Exercise description: Would you return the complete listing below word for word?
>> BEGIN
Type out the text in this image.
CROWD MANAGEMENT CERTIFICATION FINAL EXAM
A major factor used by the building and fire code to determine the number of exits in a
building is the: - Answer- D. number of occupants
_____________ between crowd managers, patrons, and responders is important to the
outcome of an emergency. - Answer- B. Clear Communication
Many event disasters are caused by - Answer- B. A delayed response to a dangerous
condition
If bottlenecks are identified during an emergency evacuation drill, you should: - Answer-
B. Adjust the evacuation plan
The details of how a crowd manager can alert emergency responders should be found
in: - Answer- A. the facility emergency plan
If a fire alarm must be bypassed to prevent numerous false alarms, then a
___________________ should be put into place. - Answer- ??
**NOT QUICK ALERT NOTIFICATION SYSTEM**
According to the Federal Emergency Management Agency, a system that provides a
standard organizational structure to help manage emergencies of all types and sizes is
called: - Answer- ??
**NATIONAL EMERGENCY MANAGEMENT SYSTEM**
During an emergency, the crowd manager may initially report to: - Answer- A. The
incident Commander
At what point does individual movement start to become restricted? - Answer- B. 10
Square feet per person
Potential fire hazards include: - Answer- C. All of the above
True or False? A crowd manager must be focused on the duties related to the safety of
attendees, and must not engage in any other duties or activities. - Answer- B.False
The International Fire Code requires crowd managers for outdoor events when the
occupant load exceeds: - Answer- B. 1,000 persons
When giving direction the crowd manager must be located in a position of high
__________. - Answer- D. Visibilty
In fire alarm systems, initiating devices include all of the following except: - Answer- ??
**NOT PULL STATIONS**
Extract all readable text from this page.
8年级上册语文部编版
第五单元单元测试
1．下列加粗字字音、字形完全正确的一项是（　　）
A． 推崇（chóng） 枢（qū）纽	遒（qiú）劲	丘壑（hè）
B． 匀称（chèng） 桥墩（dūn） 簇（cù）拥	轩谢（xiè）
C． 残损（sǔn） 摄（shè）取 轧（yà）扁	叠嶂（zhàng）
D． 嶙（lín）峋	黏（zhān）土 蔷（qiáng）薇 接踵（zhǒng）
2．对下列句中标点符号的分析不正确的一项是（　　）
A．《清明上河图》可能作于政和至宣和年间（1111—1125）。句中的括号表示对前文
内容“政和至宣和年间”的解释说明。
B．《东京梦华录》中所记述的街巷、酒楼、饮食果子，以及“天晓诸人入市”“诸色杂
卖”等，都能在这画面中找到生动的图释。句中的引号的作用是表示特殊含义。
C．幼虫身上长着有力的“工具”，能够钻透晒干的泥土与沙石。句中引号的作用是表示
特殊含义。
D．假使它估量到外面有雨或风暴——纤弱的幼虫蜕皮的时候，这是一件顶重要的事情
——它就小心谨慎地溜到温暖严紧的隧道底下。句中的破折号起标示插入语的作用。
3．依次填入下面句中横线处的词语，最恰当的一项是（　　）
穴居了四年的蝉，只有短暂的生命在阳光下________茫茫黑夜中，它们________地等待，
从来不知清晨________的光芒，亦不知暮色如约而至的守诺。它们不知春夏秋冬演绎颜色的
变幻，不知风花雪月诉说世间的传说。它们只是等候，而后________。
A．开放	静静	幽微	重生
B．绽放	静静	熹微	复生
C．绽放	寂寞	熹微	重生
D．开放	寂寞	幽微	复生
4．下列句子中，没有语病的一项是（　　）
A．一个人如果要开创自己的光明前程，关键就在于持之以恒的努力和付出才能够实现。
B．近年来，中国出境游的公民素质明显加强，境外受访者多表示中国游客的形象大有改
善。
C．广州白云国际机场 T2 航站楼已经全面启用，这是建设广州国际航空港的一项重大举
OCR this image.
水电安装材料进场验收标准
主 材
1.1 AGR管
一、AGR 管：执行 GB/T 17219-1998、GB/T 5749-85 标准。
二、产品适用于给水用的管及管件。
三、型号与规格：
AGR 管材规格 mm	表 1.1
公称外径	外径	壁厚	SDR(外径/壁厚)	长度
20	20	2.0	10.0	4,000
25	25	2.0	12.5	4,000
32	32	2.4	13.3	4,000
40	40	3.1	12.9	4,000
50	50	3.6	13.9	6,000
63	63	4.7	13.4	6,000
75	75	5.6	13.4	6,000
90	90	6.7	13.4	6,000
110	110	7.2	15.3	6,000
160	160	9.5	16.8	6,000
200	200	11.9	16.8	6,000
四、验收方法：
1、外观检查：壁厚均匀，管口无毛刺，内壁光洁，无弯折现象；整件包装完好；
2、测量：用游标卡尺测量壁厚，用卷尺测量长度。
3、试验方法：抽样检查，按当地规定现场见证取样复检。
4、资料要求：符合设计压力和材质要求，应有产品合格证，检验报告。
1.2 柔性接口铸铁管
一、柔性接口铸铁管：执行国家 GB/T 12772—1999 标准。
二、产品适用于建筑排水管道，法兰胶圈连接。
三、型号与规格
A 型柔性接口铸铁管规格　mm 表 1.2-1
>> END
Response to the task:
Type out the text in this image.
CROWD MANAGEMENT CERTIFICATION FINAL EXAM
A major factor used by the building and fire code to determine the number of exits in a
building is the: - Answer- D. number of occupants
_____________ between crowd managers, patrons, and responders is important to the
outcome of an emergency. - Answer- B. Clear Communication
Many event disasters are caused by - Answer- B. A delayed response to a dangerous
condition
If bottlenecks are identified during an emergency evacuation drill, you should: - Answer-
B. Adjust the evacuation plan
The details of how a crowd manager can alert emergency responders should be found
in: - Answer- A. the facility emergency plan
If a fire alarm must be bypassed to prevent numerous false alarms, then a
___________________ should be put into place. - Answer- ??
**NOT QUICK ALERT NOTIFICATION SYSTEM**
According to the Federal Emergency Management Agency, a system that provides a
standard organizational structure to help manage emergencies of all types and sizes is
called: - Answer- ??
**NATIONAL EMERGENCY MANAGEMENT SYSTEM**
During an emergency, the crowd manager may initially report to: - Answer- A. The
incident Commander
At what point does individual movement start to become restricted? - Answer- B. 10
Square feet per person
Potential fire hazards include: - Answer- C. All of the above
True or False? A crowd manager must be focused on the duties related to the safety of
attendees, and must not engage in any other duties or activities. - Answer- B.False
The International Fire Code requires crowd managers for outdoor events when the
occupant load exceeds: - Answer- B. 1,000 persons
When giving direction the crowd manager must be located in a position of high
__________. - Answer- D. Visibilty
In fire alarm systems, initiating devices include all of the following except: - Answer- ??
**NOT PULL STATIONS**
Extract all readable text from this page.
8年级上册语文部编版
第五单元单元测试
1．下列加粗字字音、字形完全正确的一项是（　　）
A． 推崇（chóng） 枢（qū）纽	遒（qiú）劲	丘壑（hè）
B． 匀称（chèng） 桥墩（dūn） 簇（cù）拥	轩谢（xiè）
C． 残损（sǔn） 摄（shè）取 轧（yà）扁	叠嶂（zhàng）
D． 嶙（lín）峋	黏（zhān）土 蔷（qiáng）薇 接踵（zhǒng）
2．对下列句中标点符号的分析不正确的一项是（　　）
A．《清明上河图》可能作于政和至宣和年间（1111—1125）。句中的括号表示对前文
内容“政和至宣和年间”的解释说明。
B．《东京梦华录》中所记述的街巷、酒楼、饮食果子，以及“天晓诸人入市”“诸色杂
卖”等，都能在这画面中找到生动的图释。句中的引号的作用是表示特殊含义。
C．幼虫身上长着有力的“工具”，能够钻透晒干的泥土与沙石。句中引号的作用是表示
特殊含义。
D．假使它估量到外面有雨或风暴——纤弱的幼虫蜕皮的时候，这是一件顶重要的事情
——它就小心谨慎地溜到温暖严紧的隧道底下。句中的破折号起标示插入语的作用。
3．依次填入下面句中横线处的词语，最恰当的一项是（　　）
穴居了四年的蝉，只有短暂的生命在阳光下________茫茫黑夜中，它们________地等待，
从来不知清晨________的光芒，亦不知暮色如约而至的守诺。它们不知春夏秋冬演绎颜色的
变幻，不知风花雪月诉说世间的传说。它们只是等候，而后________。
A．开放	静静	幽微	重生
B．绽放	静静	熹微	复生
C．绽放	寂寞	熹微	重生
D．开放	寂寞	幽微	复生
4．下列句子中，没有语病的一项是（　　）
A．一个人如果要开创自己的光明前程，关键就在于持之以恒的努力和付出才能够实现。
B．近年来，中国出境游的公民素质明显加强，境外受访者多表示中国游客的形象大有改
善。
C．广州白云国际机场 T2 航站楼已经全面启用，这是建设广州国际航空港的一项重大举
OCR this image.
水电安装材料进场验收标准
主 材
1.1 AGR管
一、AGR 管：执行 GB/T 17219-1998、GB/T 5749-85 标准。
二、产品适用于给水用的管及管件。
三、型号与规格：
AGR 管材规格 mm	表 1.1
公称外径	外径	壁厚	SDR(外径/壁厚)	长度
20	20	2.0	10.0	4,000
25	25	2.0	12.5	4,000
32	32	2.4	13.3	4,000
40	40	3.1	12.9	4,000
50	50	3.6	13.9	6,000
63	63	4.7	13.4	6,000
75	75	5.6	13.4	6,000
90	90	6.7	13.4	6,000
110	110	7.2	15.3	6,000
160	160	9.5	16.8	6,000
200	200	11.9	16.8	6,000
四、验收方法：
1、外观检查：壁厚均匀，管口无毛刺，内壁光洁，无弯折现象；整件包装完好；
2、测量：用游标卡尺测量壁厚，用卷尺测量长度。
3、试验方法：抽样检查，按当地规定现场见证取样复检。
4、资料要求：符合设计压力和材质要求，应有产品合格证，检验报告。
1.2 柔性接口铸铁管
一、柔性接口铸铁管：执行国家 GB/T 12772—1999 标准。
二、产品适用于建筑排水管道，法兰胶圈连接。
三、型号与规格
A 型柔性接口铸铁管规格　mm 表 1.2-1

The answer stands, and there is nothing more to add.